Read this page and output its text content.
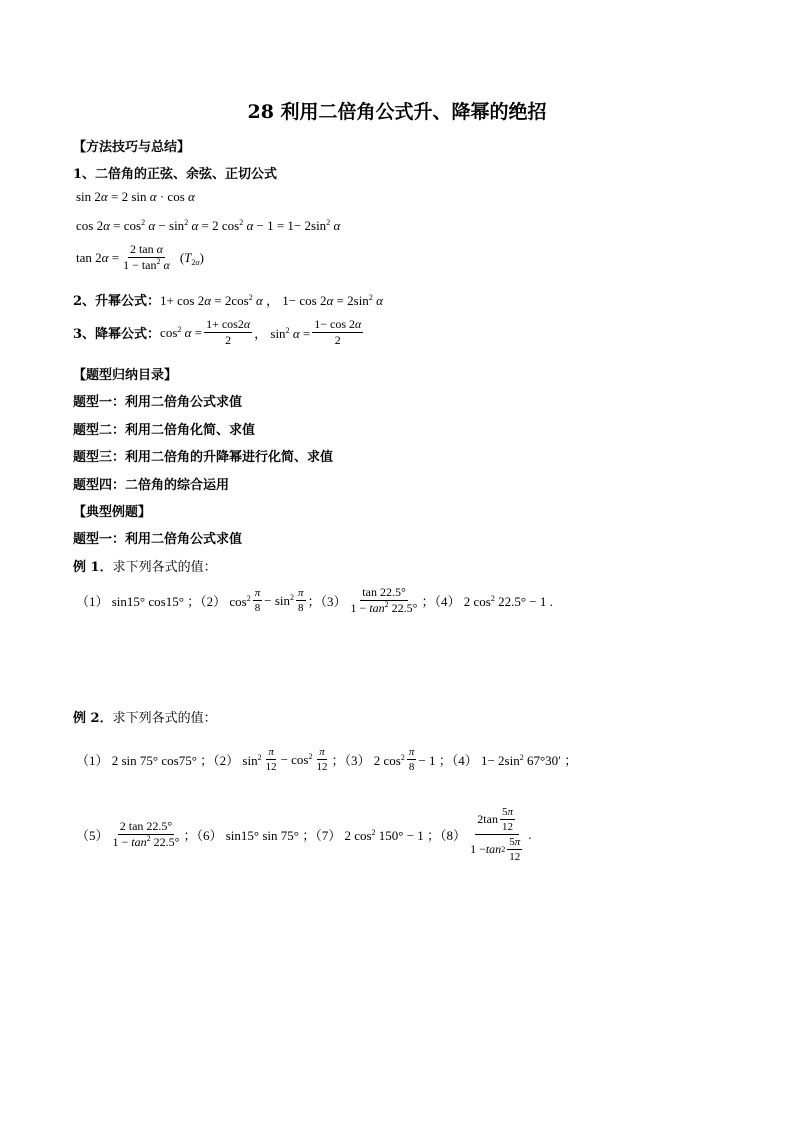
28 利用二倍角公式升、降幂的绝招
【方法技巧与总结】
1、二倍角的正弦、余弦、正切公式
sin 2α = 2 sin α · cos α
$\cos 2\alpha = \cos^2 \alpha - \sin^2 \alpha = 2$ $\cos^2 \alpha - 1 = 1- 2\sin^2$ α
$\tan 2\alpha = \frac{\text{2 tan α}}{1 - \tan^2 \alpha} (T_{2\alpha})$
2、升幂公式： $1+ \cos 2\alpha = 2\cos^2$ α ， $1- \cos 2\alpha = 2\sin^2$ α
3、降幂公式： $\cos^2 \alpha = \frac{1+ \cos 2\alpha}{2}$ ， $\sin^2 \alpha = \frac{1- \cos 2\alpha}{2}$
【题型归纳目录】
题型一：利用二倍角公式求值
题型二：利用二倍角化简、求值
题型三：利用二倍角的升降幂进行化简、求值
题型四：二倍角的综合运用
【典型例题】
题型一：利用二倍角公式求值
例 1．求下列各式的值：
（1） sin15° cos15° ；（2） $\cos^2 \frac{\pi}{8} - \sin^2 \frac{\pi}{8}$ ；$(3) \frac{\tan 22.5^\circ}{1 - \tan^2 22.5^\circ}$ ；（4） 2 $\cos^2 22.5^\circ - 1$ .
例 2．求下列各式的值：
（1） 2 sin 75° cos75° ；（2） $\sin^2 \frac{\pi}{12} - \cos^2 \frac{\pi}{12}$ ；（3） 2 $\cos^2 \frac{\pi}{8} - 1$ ；（4） $1- 2\sin^2$ 67°30′ ；
$(5) \frac{2 \tan 22.5^\circ}{1 - \tan^2 22.5^\circ}$ ；（6） sin15° sin 75° ；（7） 2 $\cos^2 150^\circ - 1$ ；$(8) \frac{2\tan \frac{5\pi}{12}}{1 - \tan 2 \frac{5\pi}{12}}$ .
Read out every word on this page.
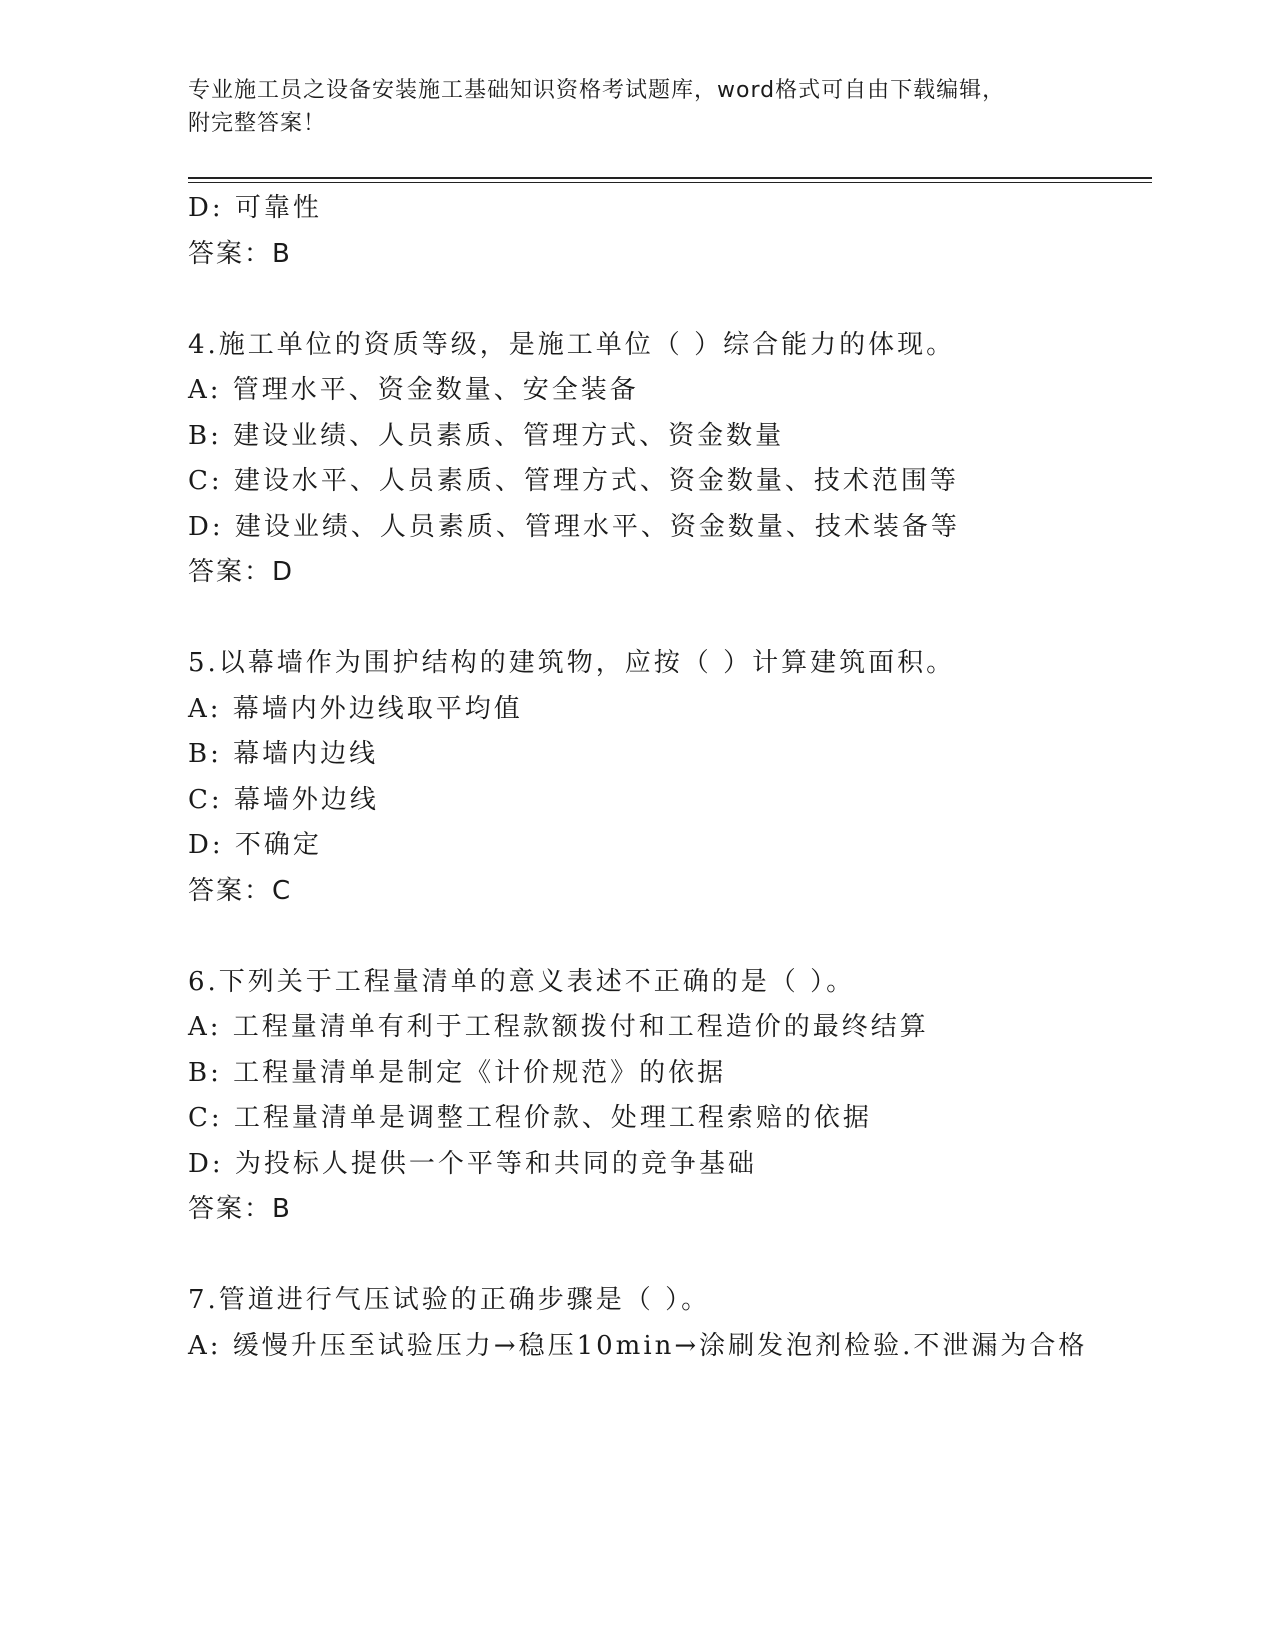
专业施工员之设备安装施工基础知识资格考试题库，word格式可自由下载编辑，
附完整答案！
D: 可靠性
答案：B
4.施工单位的资质等级，是施工单位（ ）综合能力的体现。
A: 管理水平、资金数量、安全装备
B: 建设业绩、人员素质、管理方式、资金数量
C: 建设水平、人员素质、管理方式、资金数量、技术范围等
D: 建设业绩、人员素质、管理水平、资金数量、技术装备等
答案：D
5.以幕墙作为围护结构的建筑物，应按（ ）计算建筑面积。
A: 幕墙内外边线取平均值
B: 幕墙内边线
C: 幕墙外边线
D: 不确定
答案：C
6.下列关于工程量清单的意义表述不正确的是（ ）。
A: 工程量清单有利于工程款额拨付和工程造价的最终结算
B: 工程量清单是制定《计价规范》的依据
C: 工程量清单是调整工程价款、处理工程索赔的依据
D: 为投标人提供一个平等和共同的竞争基础
答案：B
7.管道进行气压试验的正确步骤是（ ）。
A: 缓慢升压至试验压力→稳压10min→涂刷发泡剂检验.不泄漏为合格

| Directions |
Transcribe all entries above exactly. Drop the pictures.

| Solution to this problem |
Read this page and output its text content.
28 利用二倍角公式升、降幂的绝招
【方法技巧与总结】
1、二倍角的正弦、余弦、正切公式
sin 2α = 2 sin α · cos α
$\cos 2\alpha = \cos^2 \alpha - \sin^2 \alpha = 2$ $\cos^2 \alpha - 1 = 1- 2\sin^2$ α
$\tan 2\alpha = \frac{\text{2 tan α}}{1 - \tan^2 \alpha} (T_{2\alpha})$
2、升幂公式： $1+ \cos 2\alpha = 2\cos^2$ α ， $1- \cos 2\alpha = 2\sin^2$ α
3、降幂公式： $\cos^2 \alpha = \frac{1+ \cos 2\alpha}{2}$ ， $\sin^2 \alpha = \frac{1- \cos 2\alpha}{2}$
【题型归纳目录】
题型一：利用二倍角公式求值
题型二：利用二倍角化简、求值
题型三：利用二倍角的升降幂进行化简、求值
题型四：二倍角的综合运用
【典型例题】
题型一：利用二倍角公式求值
例 1．求下列各式的值：
（1） sin15° cos15° ；（2） $\cos^2 \frac{\pi}{8} - \sin^2 \frac{\pi}{8}$ ；$(3) \frac{\tan 22.5^\circ}{1 - \tan^2 22.5^\circ}$ ；（4） 2 $\cos^2 22.5^\circ - 1$ .
例 2．求下列各式的值：
（1） 2 sin 75° cos75° ；（2） $\sin^2 \frac{\pi}{12} - \cos^2 \frac{\pi}{12}$ ；（3） 2 $\cos^2 \frac{\pi}{8} - 1$ ；（4） $1- 2\sin^2$ 67°30′ ；
$(5) \frac{2 \tan 22.5^\circ}{1 - \tan^2 22.5^\circ}$ ；（6） sin15° sin 75° ；（7） 2 $\cos^2 150^\circ - 1$ ；$(8) \frac{2\tan \frac{5\pi}{12}}{1 - \tan 2 \frac{5\pi}{12}}$ .
Read out every word on this page.
专业施工员之设备安装施工基础知识资格考试题库，word格式可自由下载编辑，
附完整答案！
D: 可靠性
答案：B
4.施工单位的资质等级，是施工单位（ ）综合能力的体现。
A: 管理水平、资金数量、安全装备
B: 建设业绩、人员素质、管理方式、资金数量
C: 建设水平、人员素质、管理方式、资金数量、技术范围等
D: 建设业绩、人员素质、管理水平、资金数量、技术装备等
答案：D
5.以幕墙作为围护结构的建筑物，应按（ ）计算建筑面积。
A: 幕墙内外边线取平均值
B: 幕墙内边线
C: 幕墙外边线
D: 不确定
答案：C
6.下列关于工程量清单的意义表述不正确的是（ ）。
A: 工程量清单有利于工程款额拨付和工程造价的最终结算
B: 工程量清单是制定《计价规范》的依据
C: 工程量清单是调整工程价款、处理工程索赔的依据
D: 为投标人提供一个平等和共同的竞争基础
答案：B
7.管道进行气压试验的正确步骤是（ ）。
A: 缓慢升压至试验压力→稳压10min→涂刷发泡剂检验.不泄漏为合格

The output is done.